#### [Given problem]
Check each line of the records below and collect those that include the word "Западной".

--- begin ---

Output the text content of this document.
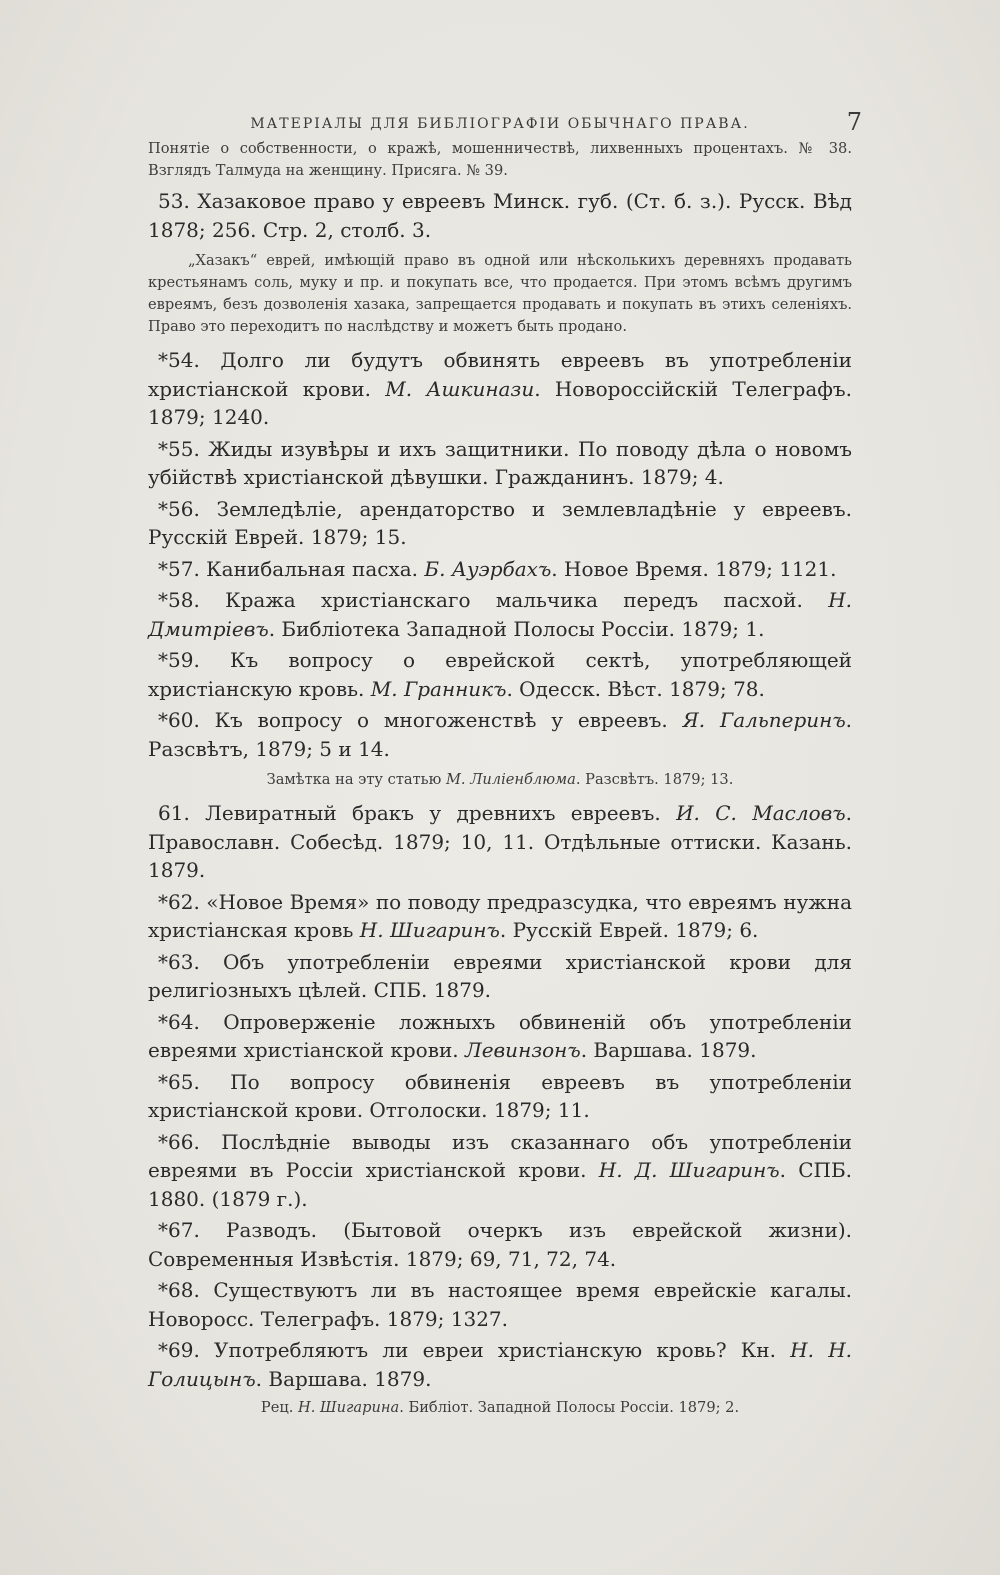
МАТЕРІАЛЫ ДЛЯ БИБЛІОГРАФІИ ОБЫЧНАГО ПРАВА.	7

Понятіе о собственности, о кражѣ, мошенничествѣ, лихвенныхъ процентахъ. № 38. Взглядъ Талмуда на женщину. Присяга. № 39.

53. Хазаковое право у евреевъ Минск. губ. (Ст. б. з.). Русск. Вѣд 1878; 256. Стр. 2, столб. 3.

„Хазакъ“ еврей, имѣющій право въ одной или нѣсколькихъ деревняхъ продавать крестьянамъ соль, муку и пр. и покупать все, что продается. При этомъ всѣмъ другимъ евреямъ, безъ дозволенія хазака, запрещается продавать и покупать въ этихъ селеніяхъ. Право это переходитъ по наслѣдству и можетъ быть продано.

*54. Долго ли будутъ обвинять евреевъ въ употребленіи христіанской крови. М. Ашкинази. Новороссійскій Телеграфъ. 1879; 1240.

*55. Жиды изувѣры и ихъ защитники. По поводу дѣла о новомъ убійствѣ христіанской дѣвушки. Гражданинъ. 1879; 4.

*56. Земледѣліе, арендаторство и землевладѣніе у евреевъ. Русскій Еврей. 1879; 15.

*57. Канибальная пасха. Б. Ауэрбахъ. Новое Время. 1879; 1121.

*58. Кража христіанскаго мальчика передъ пасхой. Н. Дмитріевъ. Библіотека Западной Полосы Россіи. 1879; 1.

*59. Къ вопросу о еврейской сектѣ, употребляющей христіанскую кровь. М. Гранникъ. Одесск. Вѣст. 1879; 78.

*60. Къ вопросу о многоженствѣ у евреевъ. Я. Гальперинъ. Разсвѣтъ, 1879; 5 и 14.

Замѣтка на эту статью М. Лиліенблюма. Разсвѣтъ. 1879; 13.

61. Левиратный бракъ у древнихъ евреевъ. И. С. Масловъ. Православн. Собесѣд. 1879; 10, 11. Отдѣльные оттиски. Казань. 1879.

*62. «Новое Время» по поводу предразсудка, что евреямъ нужна христіанская кровь Н. Шигаринъ. Русскій Еврей. 1879; 6.

*63. Объ употребленіи евреями христіанской крови для религіозныхъ цѣлей. СПБ. 1879.

*64. Опроверженіе ложныхъ обвиненій объ употребленіи евреями христіанской крови. Левинзонъ. Варшава. 1879.

*65. По вопросу обвиненія евреевъ въ употребленіи христіанской крови. Отголоски. 1879; 11.

*66. Послѣдніе выводы изъ сказаннаго объ употребленіи евреями въ Россіи христіанской крови. Н. Д. Шигаринъ. СПБ. 1880. (1879 г.).

*67. Разводъ. (Бытовой очеркъ изъ еврейской жизни). Современныя Извѣстія. 1879; 69, 71, 72, 74.

*68. Существуютъ ли въ настоящее время еврейскіе кагалы. Новоросс. Телеграфъ. 1879; 1327.

*69. Употребляютъ ли евреи христіанскую кровь? Кн. Н. Н. Голицынъ. Варшава. 1879.

Рец. Н. Шигарина. Библіот. Западной Полосы Россіи. 1879; 2.
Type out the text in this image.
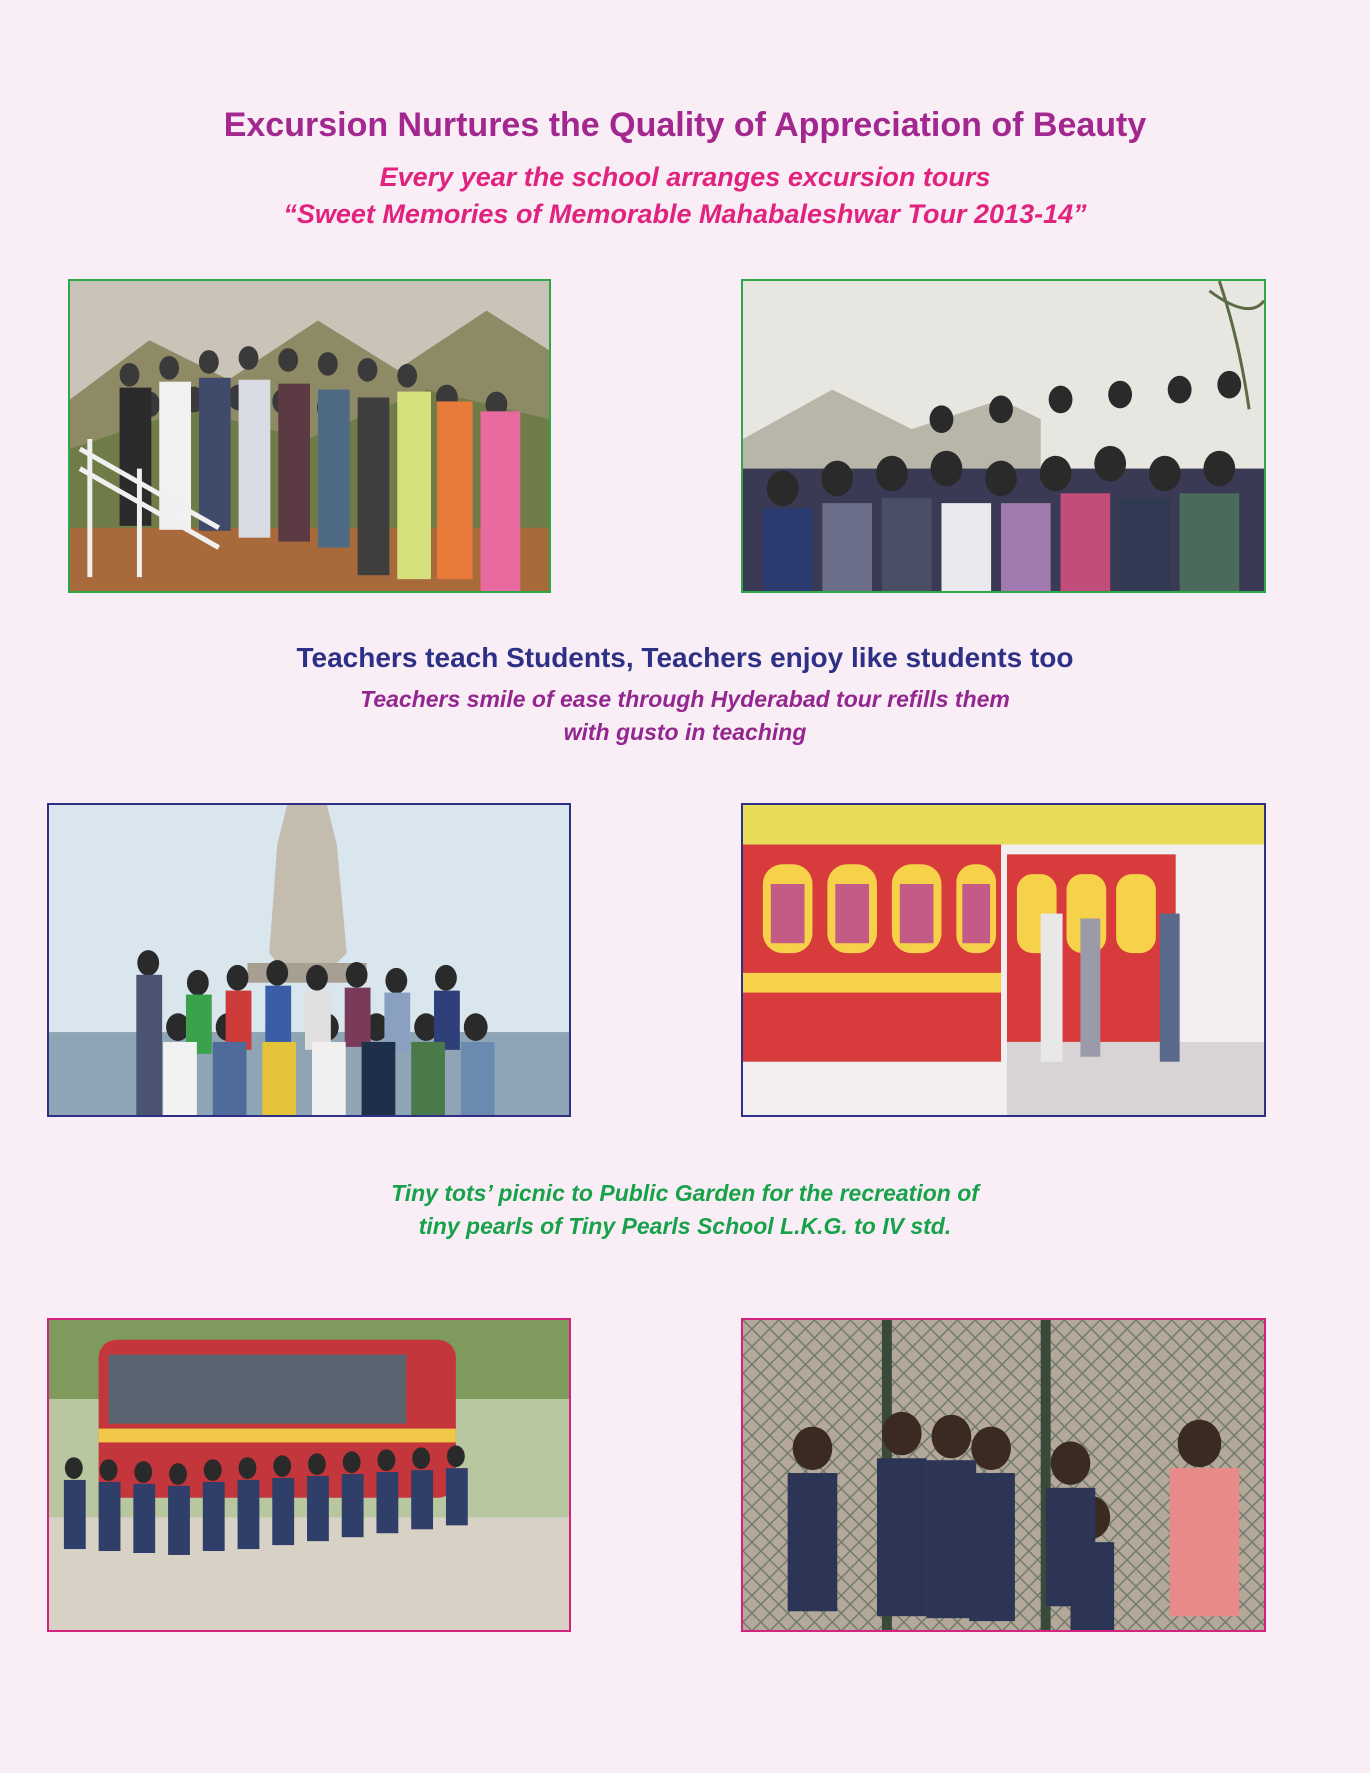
Excursion Nurtures the Quality of Appreciation of Beauty
Every year the school arranges excursion tours
“Sweet Memories of Memorable Mahabaleshwar Tour 2013-14”
Teachers teach Students, Teachers enjoy like students too
Teachers smile of ease through Hyderabad tour refills them
with gusto in teaching
Tiny tots’ picnic to Public Garden for the recreation of
tiny pearls of Tiny Pearls School L.K.G. to IV std.
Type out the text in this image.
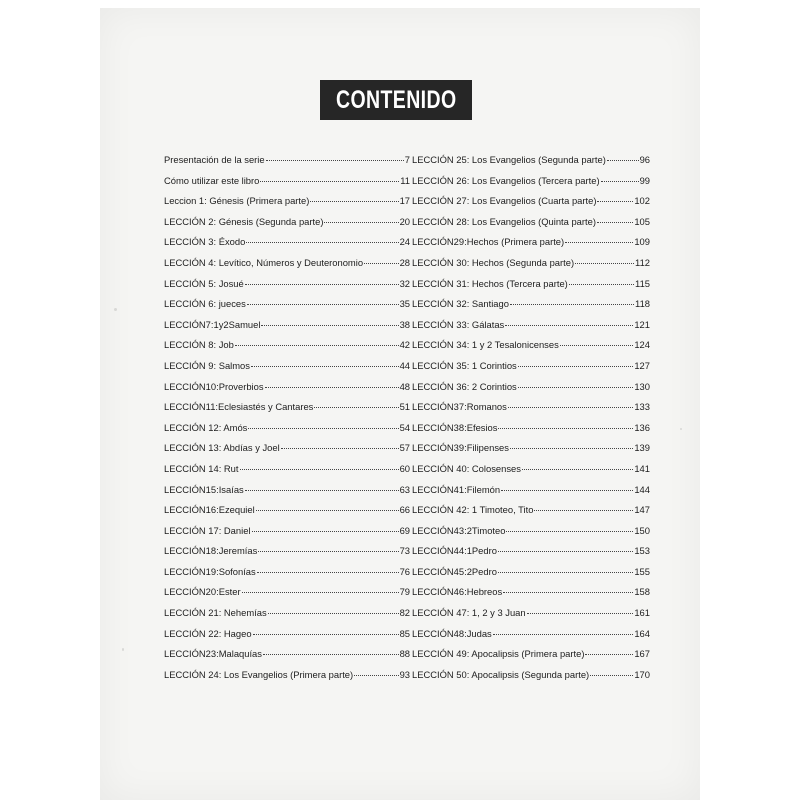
CONTENIDO
Presentación de la serie	7
Cómo utilizar este libro	11
Leccion 1: Génesis (Primera parte)	17
LECCIÓN 2: Génesis (Segunda parte)	20
LECCIÓN 3: Éxodo	24
LECCIÓN 4: Levítico, Números y Deuteronomio	28
LECCIÓN 5: Josué	32
LECCIÓN 6: jueces	35
LECCIÓN7:1y2Samuel	38
LECCIÓN 8: Job	42
LECCIÓN 9: Salmos	44
LECCIÓN10:Proverbios	48
LECCIÓN11:Eclesiastés y Cantares	51
LECCIÓN 12: Amós	54
LECCIÓN 13: Abdías y Joel	57
LECCIÓN 14: Rut	60
LECCIÓN15:Isaías	63
LECCIÓN16:Ezequiel	66
LECCIÓN 17: Daniel	69
LECCIÓN18:Jeremías	73
LECCIÓN19:Sofonías	76
LECCIÓN20:Ester	79
LECCIÓN 21: Nehemías	82
LECCIÓN 22: Hageo	85
LECCIÓN23:Malaquías	88
LECCIÓN 24: Los Evangelios (Primera parte)	93
LECCIÓN 25: Los Evangelios (Segunda parte)	96
LECCIÓN 26: Los Evangelios (Tercera parte)	99
LECCIÓN 27: Los Evangelios (Cuarta parte)	102
LECCIÓN 28: Los Evangelios (Quinta parte)	105
LECCIÓN29:Hechos (Primera parte)	109
LECCIÓN 30: Hechos (Segunda parte)	112
LECCIÓN 31: Hechos (Tercera parte)	115
LECCIÓN 32: Santiago	118
LECCIÓN 33: Gálatas	121
LECCIÓN 34: 1 y 2 Tesalonicenses	124
LECCIÓN 35: 1 Corintios	127
LECCIÓN 36: 2 Corintios	130
LECCIÓN37:Romanos	133
LECCIÓN38:Efesios	136
LECCIÓN39:Filipenses	139
LECCIÓN 40: Colosenses	141
LECCIÓN41:Filemón	144
LECCIÓN 42: 1 Timoteo, Tito	147
LECCIÓN43:2Timoteo	150
LECCIÓN44:1Pedro	153
LECCIÓN45:2Pedro	155
LECCIÓN46:Hebreos	158
LECCIÓN 47: 1, 2 y 3 Juan	161
LECCIÓN48:Judas	164
LECCIÓN 49: Apocalipsis (Primera parte)	167
LECCIÓN 50: Apocalipsis (Segunda parte)	170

--- end ---

#### [Answer for this exercise]
*58. Кража христіанскаго мальчика передъ пасхой. Н. Дмитріевъ. Библіотека Западной Полосы Россіи. 1879; 1.
Рец. Н. Шигарина. Библіот. Западной Полосы Россіи. 1879; 2.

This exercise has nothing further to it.